WHAT IS ASKED »
The entries are to be returned exactly, with images left out.

-- BEGIN PROVIDED MATERIAL --

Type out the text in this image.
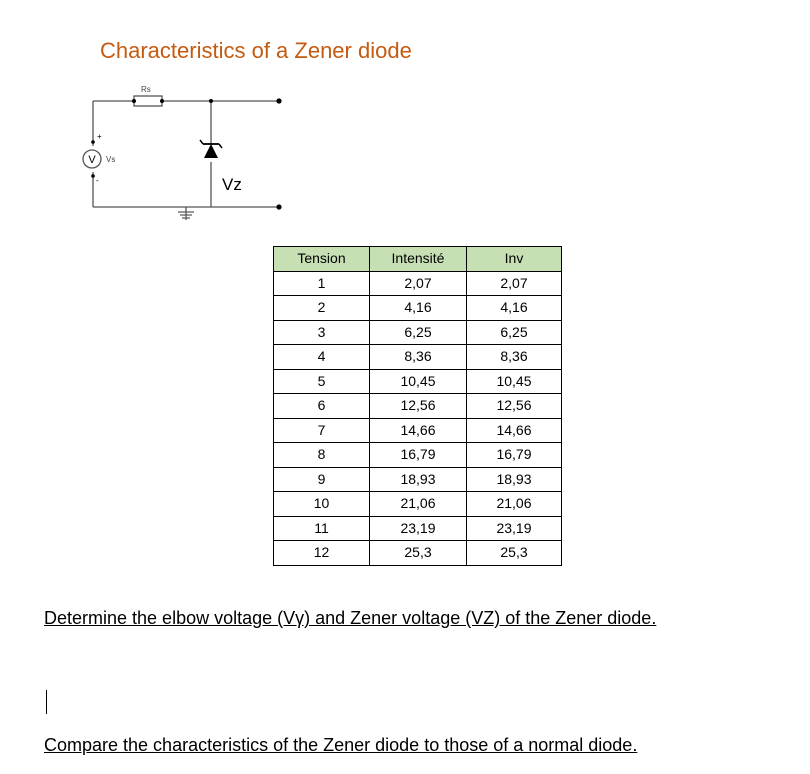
Characteristics of a Zener diode
V Vs
+
-
Rs
Vz
Tension	Intensité	Inv
1	2,07	2,07
2	4,16	4,16
3	6,25	6,25
4	8,36	8,36
5	10,45	10,45
6	12,56	12,56
7	14,66	14,66
8	16,79	16,79
9	18,93	18,93
10	21,06	21,06
11	23,19	23,19
12	25,3	25,3
Determine the elbow voltage (Vγ) and Zener voltage (VZ) of the Zener diode.
Compare the characteristics of the Zener diode to those of a normal diode.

-- END PROVIDED MATERIAL --

OUTPUT OF THE TASK »
Type out the text in this image.
Characteristics of a Zener diode
V Vs
+
-
Rs
Vz
Tension	Intensité	Inv
1	2,07	2,07
2	4,16	4,16
3	6,25	6,25
4	8,36	8,36
5	10,45	10,45
6	12,56	12,56
7	14,66	14,66
8	16,79	16,79
9	18,93	18,93
10	21,06	21,06
11	23,19	23,19
12	25,3	25,3
Determine the elbow voltage (Vγ) and Zener voltage (VZ) of the Zener diode.
Compare the characteristics of the Zener diode to those of a normal diode.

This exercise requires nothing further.